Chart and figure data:
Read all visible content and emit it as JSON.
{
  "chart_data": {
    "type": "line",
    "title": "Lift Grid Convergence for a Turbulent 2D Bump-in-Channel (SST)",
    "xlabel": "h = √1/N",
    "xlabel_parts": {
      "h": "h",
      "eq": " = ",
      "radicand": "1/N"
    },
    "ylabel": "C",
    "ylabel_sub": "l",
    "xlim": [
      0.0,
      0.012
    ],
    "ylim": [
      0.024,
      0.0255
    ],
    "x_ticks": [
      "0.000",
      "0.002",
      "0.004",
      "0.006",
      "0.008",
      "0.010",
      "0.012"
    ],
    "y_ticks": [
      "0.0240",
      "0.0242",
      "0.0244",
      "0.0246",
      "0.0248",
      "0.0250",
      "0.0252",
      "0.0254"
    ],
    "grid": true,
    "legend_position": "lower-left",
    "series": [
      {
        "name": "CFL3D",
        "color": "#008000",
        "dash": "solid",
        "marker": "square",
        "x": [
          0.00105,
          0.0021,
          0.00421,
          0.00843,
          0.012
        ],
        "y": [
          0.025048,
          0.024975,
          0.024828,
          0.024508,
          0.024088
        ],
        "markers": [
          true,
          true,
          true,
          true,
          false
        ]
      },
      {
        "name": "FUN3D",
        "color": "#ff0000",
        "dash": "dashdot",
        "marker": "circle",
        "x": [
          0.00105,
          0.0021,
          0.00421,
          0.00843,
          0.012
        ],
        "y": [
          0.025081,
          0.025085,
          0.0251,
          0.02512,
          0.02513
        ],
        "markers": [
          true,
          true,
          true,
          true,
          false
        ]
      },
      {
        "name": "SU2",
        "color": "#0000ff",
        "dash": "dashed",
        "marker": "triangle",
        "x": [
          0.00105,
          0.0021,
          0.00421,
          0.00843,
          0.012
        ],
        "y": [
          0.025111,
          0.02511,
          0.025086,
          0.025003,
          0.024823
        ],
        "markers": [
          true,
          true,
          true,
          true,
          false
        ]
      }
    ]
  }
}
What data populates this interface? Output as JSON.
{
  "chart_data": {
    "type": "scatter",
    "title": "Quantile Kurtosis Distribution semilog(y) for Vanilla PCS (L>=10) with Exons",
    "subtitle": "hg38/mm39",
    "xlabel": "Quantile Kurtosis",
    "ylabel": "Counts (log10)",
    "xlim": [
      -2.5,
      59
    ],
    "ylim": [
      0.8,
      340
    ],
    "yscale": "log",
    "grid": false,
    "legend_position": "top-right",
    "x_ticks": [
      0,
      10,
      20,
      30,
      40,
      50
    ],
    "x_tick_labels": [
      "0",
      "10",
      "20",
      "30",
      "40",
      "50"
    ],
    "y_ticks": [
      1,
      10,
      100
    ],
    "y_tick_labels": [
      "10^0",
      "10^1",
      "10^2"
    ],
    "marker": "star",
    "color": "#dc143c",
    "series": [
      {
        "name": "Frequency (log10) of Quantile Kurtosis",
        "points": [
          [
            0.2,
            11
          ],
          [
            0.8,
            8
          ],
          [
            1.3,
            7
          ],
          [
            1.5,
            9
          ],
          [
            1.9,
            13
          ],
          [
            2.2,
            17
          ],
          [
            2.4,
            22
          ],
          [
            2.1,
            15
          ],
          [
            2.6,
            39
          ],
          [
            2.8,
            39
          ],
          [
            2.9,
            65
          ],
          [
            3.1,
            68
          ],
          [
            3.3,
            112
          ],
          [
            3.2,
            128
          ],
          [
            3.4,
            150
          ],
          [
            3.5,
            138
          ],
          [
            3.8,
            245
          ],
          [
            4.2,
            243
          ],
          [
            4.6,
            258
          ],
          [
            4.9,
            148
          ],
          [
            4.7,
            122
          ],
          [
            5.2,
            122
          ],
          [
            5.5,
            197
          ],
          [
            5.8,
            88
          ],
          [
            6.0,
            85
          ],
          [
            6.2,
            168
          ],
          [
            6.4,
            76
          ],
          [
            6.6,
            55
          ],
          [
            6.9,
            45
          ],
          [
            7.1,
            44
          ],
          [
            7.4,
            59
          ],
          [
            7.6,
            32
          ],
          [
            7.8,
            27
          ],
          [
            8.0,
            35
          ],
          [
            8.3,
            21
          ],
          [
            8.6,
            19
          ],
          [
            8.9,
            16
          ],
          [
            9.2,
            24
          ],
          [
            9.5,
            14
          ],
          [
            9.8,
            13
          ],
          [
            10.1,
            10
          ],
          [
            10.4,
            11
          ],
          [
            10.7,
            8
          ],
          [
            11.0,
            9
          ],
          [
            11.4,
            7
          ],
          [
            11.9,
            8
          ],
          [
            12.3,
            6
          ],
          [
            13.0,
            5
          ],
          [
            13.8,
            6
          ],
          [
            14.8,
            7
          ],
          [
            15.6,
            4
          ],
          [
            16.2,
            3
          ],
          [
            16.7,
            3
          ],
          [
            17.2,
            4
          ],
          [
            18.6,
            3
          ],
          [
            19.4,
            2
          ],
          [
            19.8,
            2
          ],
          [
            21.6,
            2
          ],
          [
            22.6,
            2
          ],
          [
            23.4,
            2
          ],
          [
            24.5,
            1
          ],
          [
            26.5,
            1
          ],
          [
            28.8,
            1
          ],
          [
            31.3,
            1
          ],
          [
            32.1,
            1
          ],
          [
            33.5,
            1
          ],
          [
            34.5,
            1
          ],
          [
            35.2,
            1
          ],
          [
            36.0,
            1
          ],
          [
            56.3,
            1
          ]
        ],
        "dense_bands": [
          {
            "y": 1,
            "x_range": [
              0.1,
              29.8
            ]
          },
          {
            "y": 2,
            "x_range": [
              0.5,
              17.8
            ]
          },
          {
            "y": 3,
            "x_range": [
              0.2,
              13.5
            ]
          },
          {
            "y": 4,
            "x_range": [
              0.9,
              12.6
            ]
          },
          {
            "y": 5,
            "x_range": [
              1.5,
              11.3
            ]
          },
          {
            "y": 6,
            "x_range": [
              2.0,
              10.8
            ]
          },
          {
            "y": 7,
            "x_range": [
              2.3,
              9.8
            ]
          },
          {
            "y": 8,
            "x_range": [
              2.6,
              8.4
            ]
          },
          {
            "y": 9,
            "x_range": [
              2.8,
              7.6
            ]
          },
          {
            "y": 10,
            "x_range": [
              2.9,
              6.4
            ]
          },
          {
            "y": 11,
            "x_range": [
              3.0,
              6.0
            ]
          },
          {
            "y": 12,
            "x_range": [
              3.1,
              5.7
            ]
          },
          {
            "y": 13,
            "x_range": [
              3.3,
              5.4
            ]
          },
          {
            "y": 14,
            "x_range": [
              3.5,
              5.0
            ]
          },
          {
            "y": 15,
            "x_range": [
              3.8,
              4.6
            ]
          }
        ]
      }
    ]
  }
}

THE REQUEST |
Go through the records and print each one exactly.

SOLVED EXERCISE |
Read all visible content and emit it as JSON.
{
  "chart_data": {
    "type": "line",
    "title": "Lift Grid Convergence for a Turbulent 2D Bump-in-Channel (SST)",
    "xlabel": "h = √1/N",
    "xlabel_parts": {
      "h": "h",
      "eq": " = ",
      "radicand": "1/N"
    },
    "ylabel": "C",
    "ylabel_sub": "l",
    "xlim": [
      0.0,
      0.012
    ],
    "ylim": [
      0.024,
      0.0255
    ],
    "x_ticks": [
      "0.000",
      "0.002",
      "0.004",
      "0.006",
      "0.008",
      "0.010",
      "0.012"
    ],
    "y_ticks": [
      "0.0240",
      "0.0242",
      "0.0244",
      "0.0246",
      "0.0248",
      "0.0250",
      "0.0252",
      "0.0254"
    ],
    "grid": true,
    "legend_position": "lower-left",
    "series": [
      {
        "name": "CFL3D",
        "color": "#008000",
        "dash": "solid",
        "marker": "square",
        "x": [
          0.00105,
          0.0021,
          0.00421,
          0.00843,
          0.012
        ],
        "y": [
          0.025048,
          0.024975,
          0.024828,
          0.024508,
          0.024088
        ],
        "markers": [
          true,
          true,
          true,
          true,
          false
        ]
      },
      {
        "name": "FUN3D",
        "color": "#ff0000",
        "dash": "dashdot",
        "marker": "circle",
        "x": [
          0.00105,
          0.0021,
          0.00421,
          0.00843,
          0.012
        ],
        "y": [
          0.025081,
          0.025085,
          0.0251,
          0.02512,
          0.02513
        ],
        "markers": [
          true,
          true,
          true,
          true,
          false
        ]
      },
      {
        "name": "SU2",
        "color": "#0000ff",
        "dash": "dashed",
        "marker": "triangle",
        "x": [
          0.00105,
          0.0021,
          0.00421,
          0.00843,
          0.012
        ],
        "y": [
          0.025111,
          0.02511,
          0.025086,
          0.025003,
          0.024823
        ],
        "markers": [
          true,
          true,
          true,
          true,
          false
        ]
      }
    ]
  }
}
What data populates this interface? Output as JSON.
{
  "chart_data": {
    "type": "scatter",
    "title": "Quantile Kurtosis Distribution semilog(y) for Vanilla PCS (L>=10) with Exons",
    "subtitle": "hg38/mm39",
    "xlabel": "Quantile Kurtosis",
    "ylabel": "Counts (log10)",
    "xlim": [
      -2.5,
      59
    ],
    "ylim": [
      0.8,
      340
    ],
    "yscale": "log",
    "grid": false,
    "legend_position": "top-right",
    "x_ticks": [
      0,
      10,
      20,
      30,
      40,
      50
    ],
    "x_tick_labels": [
      "0",
      "10",
      "20",
      "30",
      "40",
      "50"
    ],
    "y_ticks": [
      1,
      10,
      100
    ],
    "y_tick_labels": [
      "10^0",
      "10^1",
      "10^2"
    ],
    "marker": "star",
    "color": "#dc143c",
    "series": [
      {
        "name": "Frequency (log10) of Quantile Kurtosis",
        "points": [
          [
            0.2,
            11
          ],
          [
            0.8,
            8
          ],
          [
            1.3,
            7
          ],
          [
            1.5,
            9
          ],
          [
            1.9,
            13
          ],
          [
            2.2,
            17
          ],
          [
            2.4,
            22
          ],
          [
            2.1,
            15
          ],
          [
            2.6,
            39
          ],
          [
            2.8,
            39
          ],
          [
            2.9,
            65
          ],
          [
            3.1,
            68
          ],
          [
            3.3,
            112
          ],
          [
            3.2,
            128
          ],
          [
            3.4,
            150
          ],
          [
            3.5,
            138
          ],
          [
            3.8,
            245
          ],
          [
            4.2,
            243
          ],
          [
            4.6,
            258
          ],
          [
            4.9,
            148
          ],
          [
            4.7,
            122
          ],
          [
            5.2,
            122
          ],
          [
            5.5,
            197
          ],
          [
            5.8,
            88
          ],
          [
            6.0,
            85
          ],
          [
            6.2,
            168
          ],
          [
            6.4,
            76
          ],
          [
            6.6,
            55
          ],
          [
            6.9,
            45
          ],
          [
            7.1,
            44
          ],
          [
            7.4,
            59
          ],
          [
            7.6,
            32
          ],
          [
            7.8,
            27
          ],
          [
            8.0,
            35
          ],
          [
            8.3,
            21
          ],
          [
            8.6,
            19
          ],
          [
            8.9,
            16
          ],
          [
            9.2,
            24
          ],
          [
            9.5,
            14
          ],
          [
            9.8,
            13
          ],
          [
            10.1,
            10
          ],
          [
            10.4,
            11
          ],
          [
            10.7,
            8
          ],
          [
            11.0,
            9
          ],
          [
            11.4,
            7
          ],
          [
            11.9,
            8
          ],
          [
            12.3,
            6
          ],
          [
            13.0,
            5
          ],
          [
            13.8,
            6
          ],
          [
            14.8,
            7
          ],
          [
            15.6,
            4
          ],
          [
            16.2,
            3
          ],
          [
            16.7,
            3
          ],
          [
            17.2,
            4
          ],
          [
            18.6,
            3
          ],
          [
            19.4,
            2
          ],
          [
            19.8,
            2
          ],
          [
            21.6,
            2
          ],
          [
            22.6,
            2
          ],
          [
            23.4,
            2
          ],
          [
            24.5,
            1
          ],
          [
            26.5,
            1
          ],
          [
            28.8,
            1
          ],
          [
            31.3,
            1
          ],
          [
            32.1,
            1
          ],
          [
            33.5,
            1
          ],
          [
            34.5,
            1
          ],
          [
            35.2,
            1
          ],
          [
            36.0,
            1
          ],
          [
            56.3,
            1
          ]
        ],
        "dense_bands": [
          {
            "y": 1,
            "x_range": [
              0.1,
              29.8
            ]
          },
          {
            "y": 2,
            "x_range": [
              0.5,
              17.8
            ]
          },
          {
            "y": 3,
            "x_range": [
              0.2,
              13.5
            ]
          },
          {
            "y": 4,
            "x_range": [
              0.9,
              12.6
            ]
          },
          {
            "y": 5,
            "x_range": [
              1.5,
              11.3
            ]
          },
          {
            "y": 6,
            "x_range": [
              2.0,
              10.8
            ]
          },
          {
            "y": 7,
            "x_range": [
              2.3,
              9.8
            ]
          },
          {
            "y": 8,
            "x_range": [
              2.6,
              8.4
            ]
          },
          {
            "y": 9,
            "x_range": [
              2.8,
              7.6
            ]
          },
          {
            "y": 10,
            "x_range": [
              2.9,
              6.4
            ]
          },
          {
            "y": 11,
            "x_range": [
              3.0,
              6.0
            ]
          },
          {
            "y": 12,
            "x_range": [
              3.1,
              5.7
            ]
          },
          {
            "y": 13,
            "x_range": [
              3.3,
              5.4
            ]
          },
          {
            "y": 14,
            "x_range": [
              3.5,
              5.0
            ]
          },
          {
            "y": 15,
            "x_range": [
              3.8,
              4.6
            ]
          }
        ]
      }
    ]
  }
}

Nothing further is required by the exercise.